Records contained in a dataset:
## BEGIN
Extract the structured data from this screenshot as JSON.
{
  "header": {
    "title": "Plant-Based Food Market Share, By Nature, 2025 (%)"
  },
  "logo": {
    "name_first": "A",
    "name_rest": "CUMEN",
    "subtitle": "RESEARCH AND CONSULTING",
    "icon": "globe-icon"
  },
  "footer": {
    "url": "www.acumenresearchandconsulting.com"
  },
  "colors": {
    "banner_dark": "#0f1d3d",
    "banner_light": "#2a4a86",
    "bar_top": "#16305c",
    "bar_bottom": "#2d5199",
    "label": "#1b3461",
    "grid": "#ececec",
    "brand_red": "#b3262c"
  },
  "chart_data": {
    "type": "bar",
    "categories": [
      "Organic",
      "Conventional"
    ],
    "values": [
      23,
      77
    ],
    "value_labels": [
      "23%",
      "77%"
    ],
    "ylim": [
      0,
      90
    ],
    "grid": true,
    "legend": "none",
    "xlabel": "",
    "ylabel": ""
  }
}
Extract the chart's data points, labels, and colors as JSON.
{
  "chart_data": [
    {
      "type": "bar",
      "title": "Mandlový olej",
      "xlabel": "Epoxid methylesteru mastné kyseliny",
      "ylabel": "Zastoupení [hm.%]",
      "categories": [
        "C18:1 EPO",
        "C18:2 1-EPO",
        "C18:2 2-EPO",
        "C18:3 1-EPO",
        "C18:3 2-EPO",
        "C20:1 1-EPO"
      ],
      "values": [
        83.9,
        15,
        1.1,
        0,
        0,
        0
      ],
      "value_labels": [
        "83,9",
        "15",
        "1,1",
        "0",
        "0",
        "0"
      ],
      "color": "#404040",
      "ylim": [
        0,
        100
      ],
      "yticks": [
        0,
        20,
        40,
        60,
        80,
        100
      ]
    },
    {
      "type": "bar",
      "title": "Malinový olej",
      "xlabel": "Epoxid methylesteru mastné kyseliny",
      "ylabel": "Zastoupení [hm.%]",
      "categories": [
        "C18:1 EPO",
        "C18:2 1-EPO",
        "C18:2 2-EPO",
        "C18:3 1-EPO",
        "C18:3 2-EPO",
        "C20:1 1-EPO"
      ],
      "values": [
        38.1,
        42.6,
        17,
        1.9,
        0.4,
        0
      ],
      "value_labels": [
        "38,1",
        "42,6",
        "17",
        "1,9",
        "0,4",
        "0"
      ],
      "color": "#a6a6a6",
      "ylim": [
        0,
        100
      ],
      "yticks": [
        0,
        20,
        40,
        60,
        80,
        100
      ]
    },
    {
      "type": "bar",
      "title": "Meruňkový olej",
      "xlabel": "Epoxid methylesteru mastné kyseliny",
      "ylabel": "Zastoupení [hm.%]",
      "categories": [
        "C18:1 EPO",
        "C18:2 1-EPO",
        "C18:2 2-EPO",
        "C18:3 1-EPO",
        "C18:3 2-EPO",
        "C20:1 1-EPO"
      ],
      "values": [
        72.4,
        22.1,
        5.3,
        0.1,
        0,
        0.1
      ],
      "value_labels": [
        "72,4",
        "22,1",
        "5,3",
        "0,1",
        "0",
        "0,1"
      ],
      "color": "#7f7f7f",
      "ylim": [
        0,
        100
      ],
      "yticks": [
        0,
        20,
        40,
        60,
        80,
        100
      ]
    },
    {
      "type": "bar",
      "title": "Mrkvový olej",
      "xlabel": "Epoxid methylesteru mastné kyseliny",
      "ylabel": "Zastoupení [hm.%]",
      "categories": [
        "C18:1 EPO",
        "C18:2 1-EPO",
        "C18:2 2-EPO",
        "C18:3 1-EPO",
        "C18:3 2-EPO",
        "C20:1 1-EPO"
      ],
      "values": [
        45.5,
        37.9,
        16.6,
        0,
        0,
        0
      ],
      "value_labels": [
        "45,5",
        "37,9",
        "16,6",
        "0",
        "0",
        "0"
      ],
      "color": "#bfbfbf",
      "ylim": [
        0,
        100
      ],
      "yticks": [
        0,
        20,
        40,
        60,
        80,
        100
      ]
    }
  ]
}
## END
### STATED GOAL
Repeat each record in full; every line must match exactly.

### THE SOLUTION
Extract the structured data from this screenshot as JSON.
{
  "header": {
    "title": "Plant-Based Food Market Share, By Nature, 2025 (%)"
  },
  "logo": {
    "name_first": "A",
    "name_rest": "CUMEN",
    "subtitle": "RESEARCH AND CONSULTING",
    "icon": "globe-icon"
  },
  "footer": {
    "url": "www.acumenresearchandconsulting.com"
  },
  "colors": {
    "banner_dark": "#0f1d3d",
    "banner_light": "#2a4a86",
    "bar_top": "#16305c",
    "bar_bottom": "#2d5199",
    "label": "#1b3461",
    "grid": "#ececec",
    "brand_red": "#b3262c"
  },
  "chart_data": {
    "type": "bar",
    "categories": [
      "Organic",
      "Conventional"
    ],
    "values": [
      23,
      77
    ],
    "value_labels": [
      "23%",
      "77%"
    ],
    "ylim": [
      0,
      90
    ],
    "grid": true,
    "legend": "none",
    "xlabel": "",
    "ylabel": ""
  }
}
Extract the chart's data points, labels, and colors as JSON.
{
  "chart_data": [
    {
      "type": "bar",
      "title": "Mandlový olej",
      "xlabel": "Epoxid methylesteru mastné kyseliny",
      "ylabel": "Zastoupení [hm.%]",
      "categories": [
        "C18:1 EPO",
        "C18:2 1-EPO",
        "C18:2 2-EPO",
        "C18:3 1-EPO",
        "C18:3 2-EPO",
        "C20:1 1-EPO"
      ],
      "values": [
        83.9,
        15,
        1.1,
        0,
        0,
        0
      ],
      "value_labels": [
        "83,9",
        "15",
        "1,1",
        "0",
        "0",
        "0"
      ],
      "color": "#404040",
      "ylim": [
        0,
        100
      ],
      "yticks": [
        0,
        20,
        40,
        60,
        80,
        100
      ]
    },
    {
      "type": "bar",
      "title": "Malinový olej",
      "xlabel": "Epoxid methylesteru mastné kyseliny",
      "ylabel": "Zastoupení [hm.%]",
      "categories": [
        "C18:1 EPO",
        "C18:2 1-EPO",
        "C18:2 2-EPO",
        "C18:3 1-EPO",
        "C18:3 2-EPO",
        "C20:1 1-EPO"
      ],
      "values": [
        38.1,
        42.6,
        17,
        1.9,
        0.4,
        0
      ],
      "value_labels": [
        "38,1",
        "42,6",
        "17",
        "1,9",
        "0,4",
        "0"
      ],
      "color": "#a6a6a6",
      "ylim": [
        0,
        100
      ],
      "yticks": [
        0,
        20,
        40,
        60,
        80,
        100
      ]
    },
    {
      "type": "bar",
      "title": "Meruňkový olej",
      "xlabel": "Epoxid methylesteru mastné kyseliny",
      "ylabel": "Zastoupení [hm.%]",
      "categories": [
        "C18:1 EPO",
        "C18:2 1-EPO",
        "C18:2 2-EPO",
        "C18:3 1-EPO",
        "C18:3 2-EPO",
        "C20:1 1-EPO"
      ],
      "values": [
        72.4,
        22.1,
        5.3,
        0.1,
        0,
        0.1
      ],
      "value_labels": [
        "72,4",
        "22,1",
        "5,3",
        "0,1",
        "0",
        "0,1"
      ],
      "color": "#7f7f7f",
      "ylim": [
        0,
        100
      ],
      "yticks": [
        0,
        20,
        40,
        60,
        80,
        100
      ]
    },
    {
      "type": "bar",
      "title": "Mrkvový olej",
      "xlabel": "Epoxid methylesteru mastné kyseliny",
      "ylabel": "Zastoupení [hm.%]",
      "categories": [
        "C18:1 EPO",
        "C18:2 1-EPO",
        "C18:2 2-EPO",
        "C18:3 1-EPO",
        "C18:3 2-EPO",
        "C20:1 1-EPO"
      ],
      "values": [
        45.5,
        37.9,
        16.6,
        0,
        0,
        0
      ],
      "value_labels": [
        "45,5",
        "37,9",
        "16,6",
        "0",
        "0",
        "0"
      ],
      "color": "#bfbfbf",
      "ylim": [
        0,
        100
      ],
      "yticks": [
        0,
        20,
        40,
        60,
        80,
        100
      ]
    }
  ]
}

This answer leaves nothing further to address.